*Exercise brief:* Comb through the entries for "eigenvalues" and pull out each line that holds it.

++++++

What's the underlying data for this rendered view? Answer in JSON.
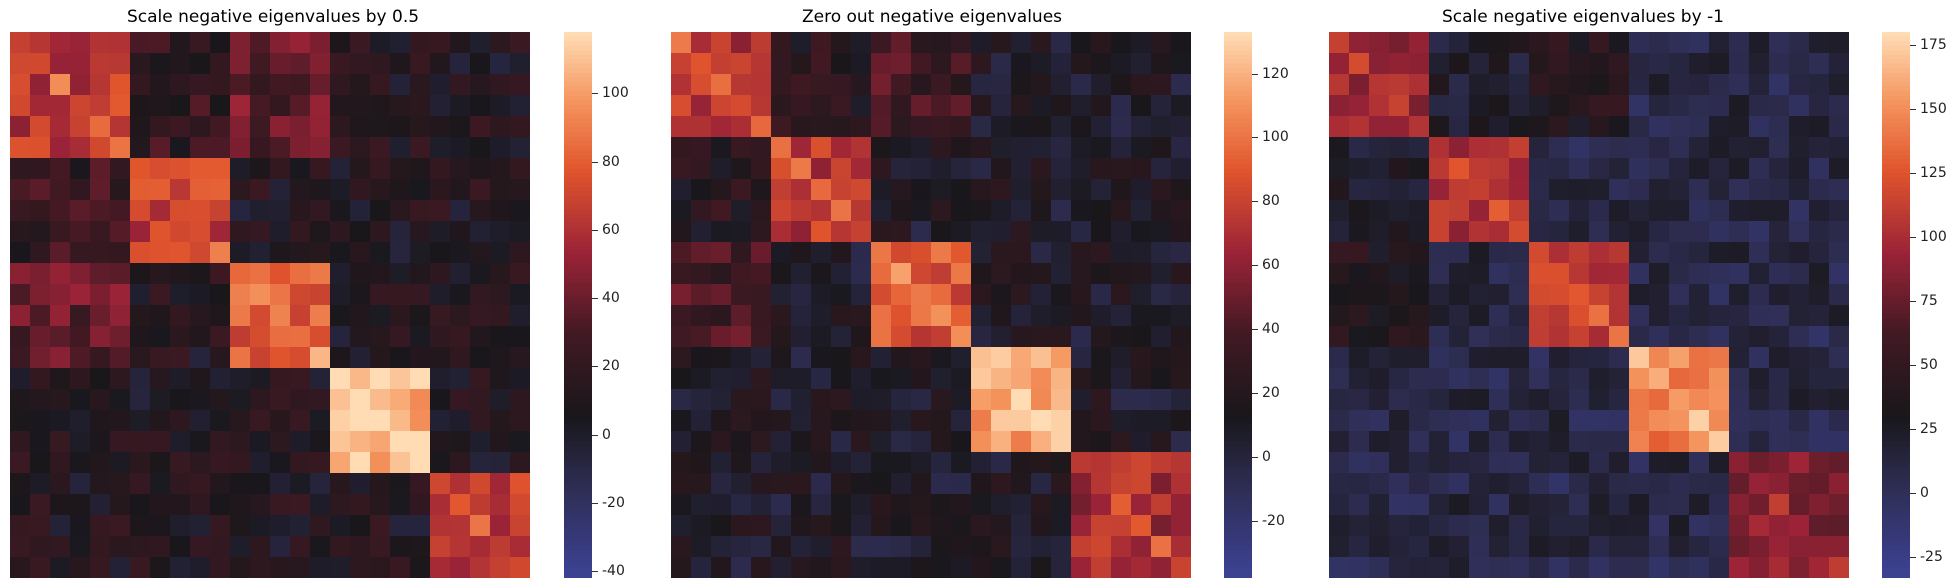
{
  "chart_data": [
    {
      "type": "heatmap",
      "title": "Scale negative eigenvalues by 0.5",
      "matrix_size": 26,
      "blocks": [
        [
          0,
          6
        ],
        [
          6,
          11
        ],
        [
          11,
          16
        ],
        [
          16,
          21
        ],
        [
          21,
          26
        ]
      ],
      "block_intensity": [
        65,
        68,
        80,
        108,
        62
      ],
      "colorbar": {
        "min": -42,
        "max": 118,
        "ticks": [
          -40,
          -20,
          0,
          20,
          40,
          60,
          80,
          100
        ]
      }
    },
    {
      "type": "heatmap",
      "title": "Zero out negative eigenvalues",
      "matrix_size": 26,
      "blocks": [
        [
          0,
          5
        ],
        [
          5,
          10
        ],
        [
          10,
          15
        ],
        [
          15,
          20
        ],
        [
          20,
          26
        ]
      ],
      "block_intensity": [
        72,
        75,
        88,
        118,
        68
      ],
      "colorbar": {
        "min": -38,
        "max": 133,
        "ticks": [
          -20,
          0,
          20,
          40,
          60,
          80,
          100,
          120
        ]
      }
    },
    {
      "type": "heatmap",
      "title": "Scale negative eigenvalues by -1",
      "matrix_size": 26,
      "blocks": [
        [
          0,
          5
        ],
        [
          5,
          10
        ],
        [
          10,
          15
        ],
        [
          15,
          20
        ],
        [
          20,
          26
        ]
      ],
      "block_intensity": [
        95,
        100,
        110,
        145,
        85
      ],
      "colorbar": {
        "min": -33,
        "max": 180,
        "ticks": [
          -25,
          0,
          25,
          50,
          75,
          100,
          125,
          150,
          175
        ]
      }
    }
  ]
}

++++++

*Final result:*
      "title": "Scale negative eigenvalues by 0.5",
      "title": "Zero out negative eigenvalues",
      "title": "Scale negative eigenvalues by -1",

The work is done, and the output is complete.